- [Stated goal] Check each line of the material. Copy those containing "this".
○ ○ ○ ○
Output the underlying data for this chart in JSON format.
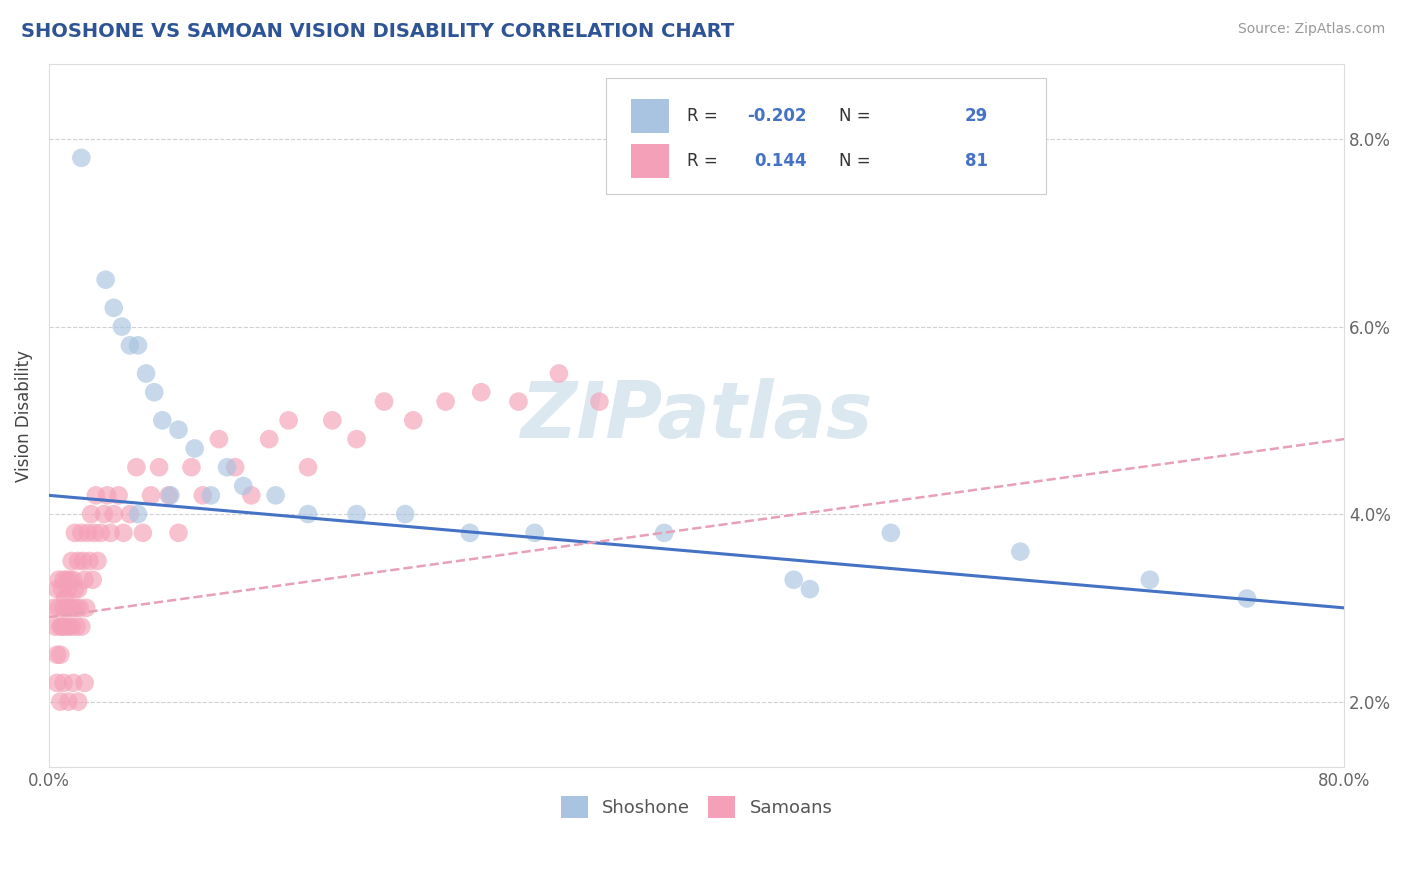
{
  "title": "SHOSHONE VS SAMOAN VISION DISABILITY CORRELATION CHART",
  "source": "Source: ZipAtlas.com",
  "ylabel": "Vision Disability",
  "xlabel": "",
  "xlim": [
    0.0,
    0.8
  ],
  "ylim": [
    0.013,
    0.088
  ],
  "xtick_positions": [
    0.0,
    0.1,
    0.2,
    0.3,
    0.4,
    0.5,
    0.6,
    0.7,
    0.8
  ],
  "xticklabels": [
    "0.0%",
    "",
    "",
    "",
    "",
    "",
    "",
    "",
    "80.0%"
  ],
  "ytick_positions": [
    0.02,
    0.04,
    0.06,
    0.08
  ],
  "yticklabels": [
    "2.0%",
    "4.0%",
    "6.0%",
    "8.0%"
  ],
  "shoshone_R": -0.202,
  "shoshone_N": 29,
  "samoan_R": 0.144,
  "samoan_N": 81,
  "shoshone_color": "#a8c4e0",
  "samoan_color": "#f4a0b8",
  "shoshone_line_color": "#4472c4",
  "samoan_line_color": "#e87090",
  "samoan_dash_color": "#e8a0b8",
  "background_color": "#ffffff",
  "grid_color": "#cccccc",
  "legend_text_color": "#4472c4",
  "title_color": "#2f5496",
  "watermark_color": "#dce8f0",
  "shoshone_x": [
    0.02,
    0.035,
    0.04,
    0.045,
    0.05,
    0.055,
    0.06,
    0.065,
    0.07,
    0.08,
    0.09,
    0.1,
    0.11,
    0.12,
    0.14,
    0.16,
    0.19,
    0.22,
    0.26,
    0.3,
    0.38,
    0.46,
    0.47,
    0.52,
    0.6,
    0.68,
    0.74,
    0.055,
    0.075
  ],
  "shoshone_y": [
    0.078,
    0.065,
    0.062,
    0.06,
    0.058,
    0.058,
    0.055,
    0.053,
    0.05,
    0.049,
    0.047,
    0.042,
    0.045,
    0.043,
    0.042,
    0.04,
    0.04,
    0.04,
    0.038,
    0.038,
    0.038,
    0.033,
    0.032,
    0.038,
    0.036,
    0.033,
    0.031,
    0.04,
    0.042
  ],
  "samoan_x": [
    0.003,
    0.004,
    0.005,
    0.005,
    0.006,
    0.006,
    0.007,
    0.007,
    0.008,
    0.008,
    0.009,
    0.009,
    0.01,
    0.01,
    0.011,
    0.011,
    0.012,
    0.012,
    0.013,
    0.013,
    0.014,
    0.014,
    0.015,
    0.015,
    0.016,
    0.016,
    0.017,
    0.017,
    0.018,
    0.018,
    0.019,
    0.02,
    0.02,
    0.021,
    0.022,
    0.023,
    0.024,
    0.025,
    0.026,
    0.027,
    0.028,
    0.029,
    0.03,
    0.032,
    0.034,
    0.036,
    0.038,
    0.04,
    0.043,
    0.046,
    0.05,
    0.054,
    0.058,
    0.063,
    0.068,
    0.074,
    0.08,
    0.088,
    0.095,
    0.105,
    0.115,
    0.125,
    0.136,
    0.148,
    0.16,
    0.175,
    0.19,
    0.207,
    0.225,
    0.245,
    0.267,
    0.29,
    0.315,
    0.34,
    0.005,
    0.007,
    0.009,
    0.012,
    0.015,
    0.018,
    0.022
  ],
  "samoan_y": [
    0.03,
    0.028,
    0.032,
    0.025,
    0.03,
    0.033,
    0.028,
    0.025,
    0.032,
    0.028,
    0.03,
    0.033,
    0.028,
    0.031,
    0.03,
    0.033,
    0.028,
    0.032,
    0.03,
    0.033,
    0.035,
    0.028,
    0.03,
    0.033,
    0.032,
    0.038,
    0.03,
    0.028,
    0.032,
    0.035,
    0.03,
    0.038,
    0.028,
    0.035,
    0.033,
    0.03,
    0.038,
    0.035,
    0.04,
    0.033,
    0.038,
    0.042,
    0.035,
    0.038,
    0.04,
    0.042,
    0.038,
    0.04,
    0.042,
    0.038,
    0.04,
    0.045,
    0.038,
    0.042,
    0.045,
    0.042,
    0.038,
    0.045,
    0.042,
    0.048,
    0.045,
    0.042,
    0.048,
    0.05,
    0.045,
    0.05,
    0.048,
    0.052,
    0.05,
    0.052,
    0.053,
    0.052,
    0.055,
    0.052,
    0.022,
    0.02,
    0.022,
    0.02,
    0.022,
    0.02,
    0.022
  ]
}
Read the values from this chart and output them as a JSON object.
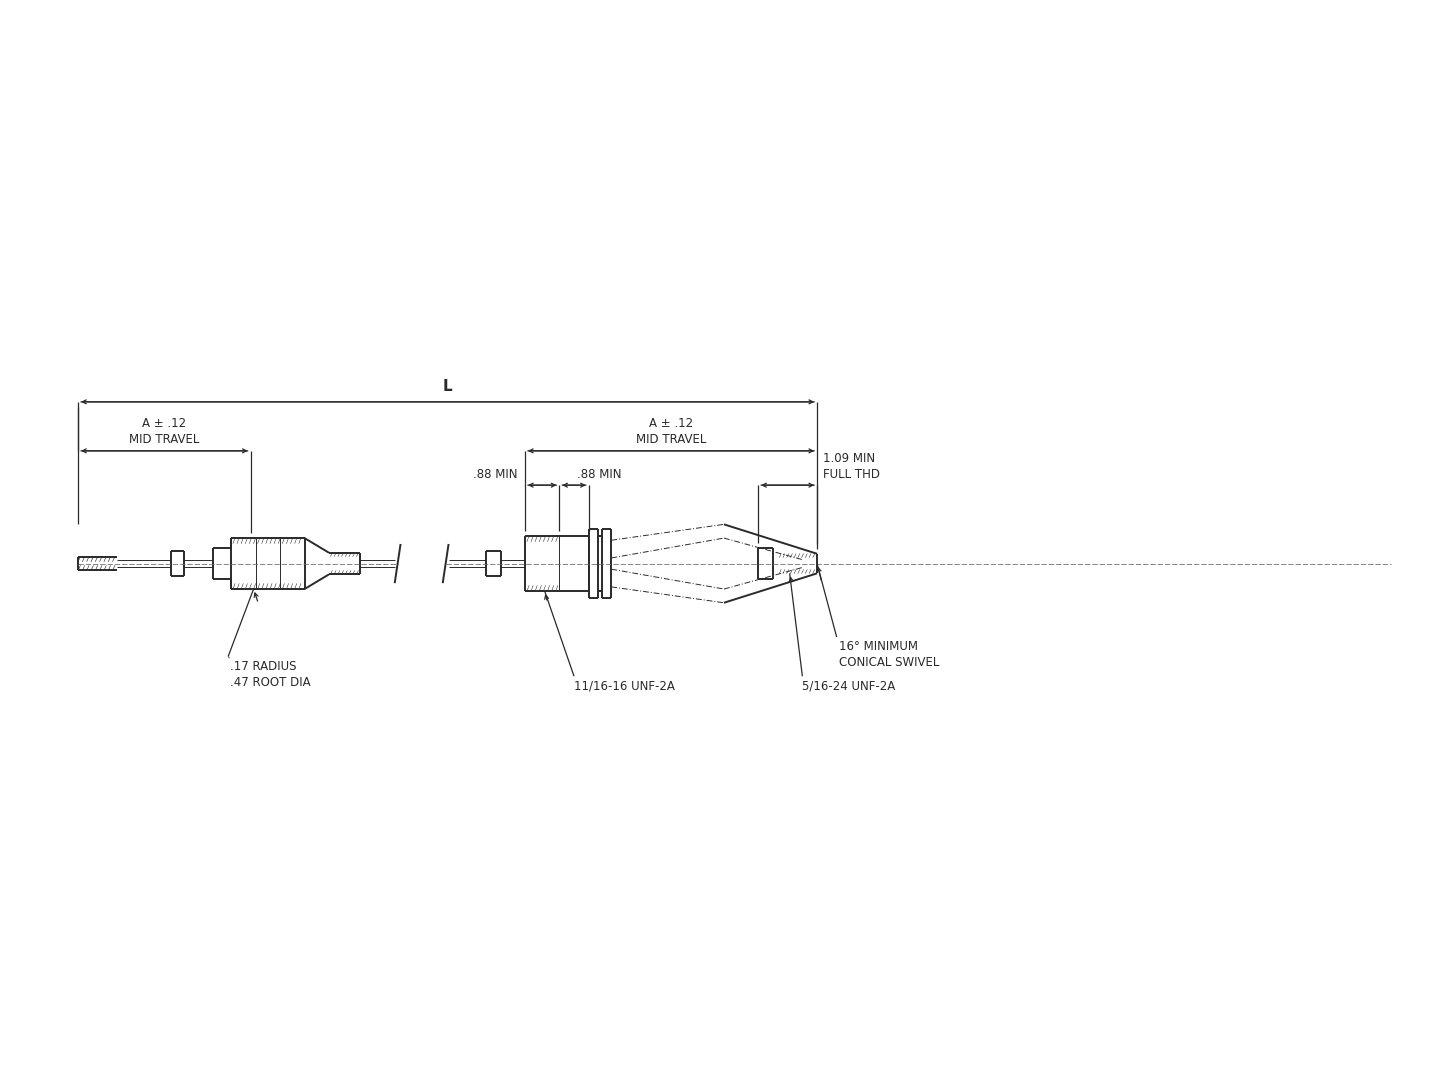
{
  "bg_color": "#ffffff",
  "line_color": "#2a2a2a",
  "text_color": "#2a2a2a",
  "figsize": [
    14.45,
    10.84
  ],
  "dpi": 100,
  "annotations": {
    "L_label": "L",
    "A_left_label": "A ± .12\nMID TRAVEL",
    "A_right_label": "A ± .12\nMID TRAVEL",
    "radius_label": ".17 RADIUS\n.47 ROOT DIA",
    "unf_11_16": "11/16-16 UNF-2A",
    "unf_5_16": "5/16-24 UNF-2A",
    "88min_left": ".88 MIN",
    "88min_right": ".88 MIN",
    "full_thd": "1.09 MIN\nFULL THD",
    "conical": "16° MINIMUM\nCONICAL SWIVEL"
  }
}
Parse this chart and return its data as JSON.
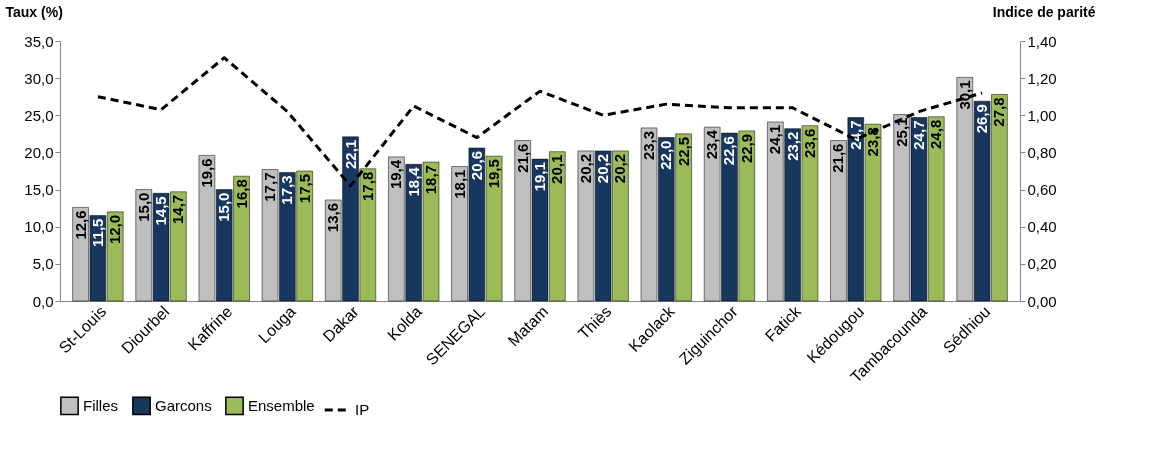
{
  "chart_data": {
    "type": "bar",
    "ylabel": "Taux (%)",
    "y2label": "Indice de parité",
    "categories": [
      "St-Louis",
      "Diourbel",
      "Kaffrine",
      "Louga",
      "Dakar",
      "Kolda",
      "SENEGAL",
      "Matam",
      "Thiès",
      "Kaolack",
      "Ziguinchor",
      "Fatick",
      "Kédougou",
      "Tambacounda",
      "Sédhiou"
    ],
    "series": [
      {
        "name": "Filles",
        "color": "#bfbfbf",
        "values": [
          12.6,
          15.0,
          19.6,
          17.7,
          13.6,
          19.4,
          18.1,
          21.6,
          20.2,
          23.3,
          23.4,
          24.1,
          21.6,
          25.1,
          30.1
        ],
        "value_labels": [
          "12,6",
          "15,0",
          "19,6",
          "17,7",
          "13,6",
          "19,4",
          "18,1",
          "21,6",
          "20,2",
          "23,3",
          "23,4",
          "24,1",
          "21,6",
          "25,1",
          "30,1"
        ]
      },
      {
        "name": "Garcons",
        "color": "#17375e",
        "values": [
          11.5,
          14.5,
          15.0,
          17.3,
          22.1,
          18.4,
          20.6,
          19.1,
          20.2,
          22.0,
          22.6,
          23.2,
          24.7,
          24.7,
          26.9
        ],
        "value_labels": [
          "11,5",
          "14,5",
          "15,0",
          "17,3",
          "22,1",
          "18,4",
          "20,6",
          "19,1",
          "20,2",
          "22,0",
          "22,6",
          "23,2",
          "24,7",
          "24,7",
          "26,9"
        ]
      },
      {
        "name": "Ensemble",
        "color": "#9bbb59",
        "values": [
          12.0,
          14.7,
          16.8,
          17.5,
          17.8,
          18.7,
          19.5,
          20.1,
          20.2,
          22.5,
          22.9,
          23.6,
          23.8,
          24.8,
          27.8
        ],
        "value_labels": [
          "12,0",
          "14,7",
          "16,8",
          "17,5",
          "17,8",
          "18,7",
          "19,5",
          "20,1",
          "20,2",
          "22,5",
          "22,9",
          "23,6",
          "23,8",
          "24,8",
          "27,8"
        ]
      },
      {
        "name": "IP",
        "type": "line",
        "axis": "y2",
        "color": "#000000",
        "line_style": "dashed",
        "marker": "none",
        "values": [
          1.1,
          1.03,
          1.31,
          1.02,
          0.62,
          1.05,
          0.88,
          1.13,
          1.0,
          1.06,
          1.04,
          1.04,
          0.87,
          1.02,
          1.12
        ]
      }
    ],
    "ylim": [
      0,
      35
    ],
    "yticks": [
      {
        "value": 0,
        "label": "0,0"
      },
      {
        "value": 5,
        "label": "5,0"
      },
      {
        "value": 10,
        "label": "10,0"
      },
      {
        "value": 15,
        "label": "15,0"
      },
      {
        "value": 20,
        "label": "20,0"
      },
      {
        "value": 25,
        "label": "25,0"
      },
      {
        "value": 30,
        "label": "30,0"
      },
      {
        "value": 35,
        "label": "35,0"
      }
    ],
    "y2lim": [
      0,
      1.4
    ],
    "y2ticks": [
      {
        "value": 0,
        "label": "0,00"
      },
      {
        "value": 0.2,
        "label": "0,20"
      },
      {
        "value": 0.4,
        "label": "0,40"
      },
      {
        "value": 0.6,
        "label": "0,60"
      },
      {
        "value": 0.8,
        "label": "0,80"
      },
      {
        "value": 1.0,
        "label": "1,00"
      },
      {
        "value": 1.2,
        "label": "1,20"
      },
      {
        "value": 1.4,
        "label": "1,40"
      }
    ],
    "grid": false,
    "legend": "bottom"
  }
}
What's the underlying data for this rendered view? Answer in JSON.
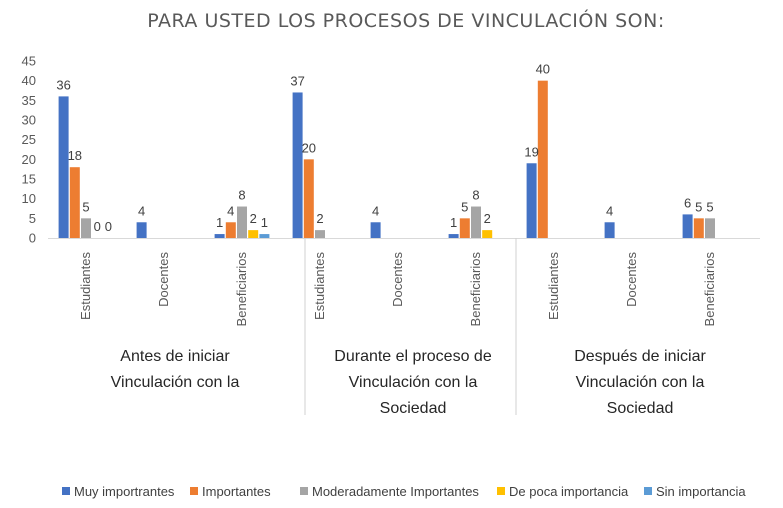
○ ○ ○ ○
- [Answer to the exercise]
Output the underlying data for this chart in JSON format.
Read the values from this chart and output them as a JSON object.
Parse this chart and return its data as JSON.
What's the underlying data for this rendered view? Answer in JSON.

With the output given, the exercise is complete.